● To do: Will you give every entry again exactly as it stands?

(Saved data entries)

----------

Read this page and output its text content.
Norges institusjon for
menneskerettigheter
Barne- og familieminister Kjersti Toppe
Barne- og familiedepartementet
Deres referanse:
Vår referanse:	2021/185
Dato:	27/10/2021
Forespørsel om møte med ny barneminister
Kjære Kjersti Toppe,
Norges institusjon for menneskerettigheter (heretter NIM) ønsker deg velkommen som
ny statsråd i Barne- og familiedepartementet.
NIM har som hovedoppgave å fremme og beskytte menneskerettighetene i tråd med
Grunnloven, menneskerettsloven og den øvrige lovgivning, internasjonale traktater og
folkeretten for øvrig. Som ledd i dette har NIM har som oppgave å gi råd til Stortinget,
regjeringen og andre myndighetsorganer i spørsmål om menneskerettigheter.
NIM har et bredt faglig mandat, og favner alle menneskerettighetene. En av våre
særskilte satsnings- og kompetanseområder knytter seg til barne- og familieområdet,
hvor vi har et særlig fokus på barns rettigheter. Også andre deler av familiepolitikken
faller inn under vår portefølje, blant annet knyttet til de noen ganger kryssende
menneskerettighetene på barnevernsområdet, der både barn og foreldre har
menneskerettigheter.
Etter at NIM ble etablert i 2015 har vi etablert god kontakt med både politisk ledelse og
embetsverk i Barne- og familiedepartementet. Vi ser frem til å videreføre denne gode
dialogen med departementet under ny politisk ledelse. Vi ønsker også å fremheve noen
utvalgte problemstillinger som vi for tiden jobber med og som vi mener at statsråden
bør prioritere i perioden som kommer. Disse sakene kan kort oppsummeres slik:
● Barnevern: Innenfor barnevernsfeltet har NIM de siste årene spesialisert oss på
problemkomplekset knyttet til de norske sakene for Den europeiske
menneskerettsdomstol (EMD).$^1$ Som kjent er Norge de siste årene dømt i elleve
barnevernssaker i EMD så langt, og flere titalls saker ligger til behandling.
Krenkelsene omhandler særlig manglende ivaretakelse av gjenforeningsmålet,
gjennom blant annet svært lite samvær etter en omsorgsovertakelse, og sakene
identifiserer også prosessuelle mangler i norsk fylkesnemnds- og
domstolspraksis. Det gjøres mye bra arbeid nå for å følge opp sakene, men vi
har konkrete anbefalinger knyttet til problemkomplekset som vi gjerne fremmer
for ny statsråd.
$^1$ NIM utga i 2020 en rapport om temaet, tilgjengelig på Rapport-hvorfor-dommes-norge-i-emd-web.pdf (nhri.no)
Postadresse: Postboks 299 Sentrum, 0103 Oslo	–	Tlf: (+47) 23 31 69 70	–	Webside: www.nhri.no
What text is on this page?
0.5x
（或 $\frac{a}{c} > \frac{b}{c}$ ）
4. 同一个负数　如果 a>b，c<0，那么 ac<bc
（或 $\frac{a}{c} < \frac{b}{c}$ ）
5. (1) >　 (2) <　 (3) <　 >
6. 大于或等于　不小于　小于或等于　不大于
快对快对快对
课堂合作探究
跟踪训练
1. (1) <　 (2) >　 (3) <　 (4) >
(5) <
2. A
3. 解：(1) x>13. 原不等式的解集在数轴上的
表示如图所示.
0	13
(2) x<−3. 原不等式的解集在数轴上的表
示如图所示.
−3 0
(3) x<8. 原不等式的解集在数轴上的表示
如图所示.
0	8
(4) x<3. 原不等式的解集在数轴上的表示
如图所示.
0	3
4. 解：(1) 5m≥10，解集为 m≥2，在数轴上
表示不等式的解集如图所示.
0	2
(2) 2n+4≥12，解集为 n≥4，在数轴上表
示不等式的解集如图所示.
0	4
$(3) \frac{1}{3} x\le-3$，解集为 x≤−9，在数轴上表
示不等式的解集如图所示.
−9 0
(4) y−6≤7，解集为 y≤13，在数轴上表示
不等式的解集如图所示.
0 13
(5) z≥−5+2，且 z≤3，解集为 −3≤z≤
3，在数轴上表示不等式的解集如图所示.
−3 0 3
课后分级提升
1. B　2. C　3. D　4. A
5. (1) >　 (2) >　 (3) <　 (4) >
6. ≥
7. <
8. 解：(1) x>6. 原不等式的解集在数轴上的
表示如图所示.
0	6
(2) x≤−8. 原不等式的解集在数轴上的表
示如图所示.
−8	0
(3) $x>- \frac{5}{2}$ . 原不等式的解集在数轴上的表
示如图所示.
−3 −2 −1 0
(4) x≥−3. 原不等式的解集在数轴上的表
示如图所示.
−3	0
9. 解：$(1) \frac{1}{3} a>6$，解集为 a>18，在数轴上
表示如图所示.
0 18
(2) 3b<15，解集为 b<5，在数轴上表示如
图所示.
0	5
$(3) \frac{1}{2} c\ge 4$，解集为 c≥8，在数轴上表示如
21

----------

● Answer to this exercise:
Read this page and output its text content.
Norges institusjon for
menneskerettigheter
Barne- og familieminister Kjersti Toppe
Barne- og familiedepartementet
Deres referanse:
Vår referanse:	2021/185
Dato:	27/10/2021
Forespørsel om møte med ny barneminister
Kjære Kjersti Toppe,
Norges institusjon for menneskerettigheter (heretter NIM) ønsker deg velkommen som
ny statsråd i Barne- og familiedepartementet.
NIM har som hovedoppgave å fremme og beskytte menneskerettighetene i tråd med
Grunnloven, menneskerettsloven og den øvrige lovgivning, internasjonale traktater og
folkeretten for øvrig. Som ledd i dette har NIM har som oppgave å gi råd til Stortinget,
regjeringen og andre myndighetsorganer i spørsmål om menneskerettigheter.
NIM har et bredt faglig mandat, og favner alle menneskerettighetene. En av våre
særskilte satsnings- og kompetanseområder knytter seg til barne- og familieområdet,
hvor vi har et særlig fokus på barns rettigheter. Også andre deler av familiepolitikken
faller inn under vår portefølje, blant annet knyttet til de noen ganger kryssende
menneskerettighetene på barnevernsområdet, der både barn og foreldre har
menneskerettigheter.
Etter at NIM ble etablert i 2015 har vi etablert god kontakt med både politisk ledelse og
embetsverk i Barne- og familiedepartementet. Vi ser frem til å videreføre denne gode
dialogen med departementet under ny politisk ledelse. Vi ønsker også å fremheve noen
utvalgte problemstillinger som vi for tiden jobber med og som vi mener at statsråden
bør prioritere i perioden som kommer. Disse sakene kan kort oppsummeres slik:
● Barnevern: Innenfor barnevernsfeltet har NIM de siste årene spesialisert oss på
problemkomplekset knyttet til de norske sakene for Den europeiske
menneskerettsdomstol (EMD).$^1$ Som kjent er Norge de siste årene dømt i elleve
barnevernssaker i EMD så langt, og flere titalls saker ligger til behandling.
Krenkelsene omhandler særlig manglende ivaretakelse av gjenforeningsmålet,
gjennom blant annet svært lite samvær etter en omsorgsovertakelse, og sakene
identifiserer også prosessuelle mangler i norsk fylkesnemnds- og
domstolspraksis. Det gjøres mye bra arbeid nå for å følge opp sakene, men vi
har konkrete anbefalinger knyttet til problemkomplekset som vi gjerne fremmer
for ny statsråd.
$^1$ NIM utga i 2020 en rapport om temaet, tilgjengelig på Rapport-hvorfor-dommes-norge-i-emd-web.pdf (nhri.no)
Postadresse: Postboks 299 Sentrum, 0103 Oslo	–	Tlf: (+47) 23 31 69 70	–	Webside: www.nhri.no
What text is on this page?
0.5x
（或 $\frac{a}{c} > \frac{b}{c}$ ）
4. 同一个负数　如果 a>b，c<0，那么 ac<bc
（或 $\frac{a}{c} < \frac{b}{c}$ ）
5. (1) >　 (2) <　 (3) <　 >
6. 大于或等于　不小于　小于或等于　不大于
快对快对快对
课堂合作探究
跟踪训练
1. (1) <　 (2) >　 (3) <　 (4) >
(5) <
2. A
3. 解：(1) x>13. 原不等式的解集在数轴上的
表示如图所示.
0	13
(2) x<−3. 原不等式的解集在数轴上的表
示如图所示.
−3 0
(3) x<8. 原不等式的解集在数轴上的表示
如图所示.
0	8
(4) x<3. 原不等式的解集在数轴上的表示
如图所示.
0	3
4. 解：(1) 5m≥10，解集为 m≥2，在数轴上
表示不等式的解集如图所示.
0	2
(2) 2n+4≥12，解集为 n≥4，在数轴上表
示不等式的解集如图所示.
0	4
$(3) \frac{1}{3} x\le-3$，解集为 x≤−9，在数轴上表
示不等式的解集如图所示.
−9 0
(4) y−6≤7，解集为 y≤13，在数轴上表示
不等式的解集如图所示.
0 13
(5) z≥−5+2，且 z≤3，解集为 −3≤z≤
3，在数轴上表示不等式的解集如图所示.
−3 0 3
课后分级提升
1. B　2. C　3. D　4. A
5. (1) >　 (2) >　 (3) <　 (4) >
6. ≥
7. <
8. 解：(1) x>6. 原不等式的解集在数轴上的
表示如图所示.
0	6
(2) x≤−8. 原不等式的解集在数轴上的表
示如图所示.
−8	0
(3) $x>- \frac{5}{2}$ . 原不等式的解集在数轴上的表
示如图所示.
−3 −2 −1 0
(4) x≥−3. 原不等式的解集在数轴上的表
示如图所示.
−3	0
9. 解：$(1) \frac{1}{3} a>6$，解集为 a>18，在数轴上
表示如图所示.
0 18
(2) 3b<15，解集为 b<5，在数轴上表示如
图所示.
0	5
$(3) \frac{1}{2} c\ge 4$，解集为 c≥8，在数轴上表示如
21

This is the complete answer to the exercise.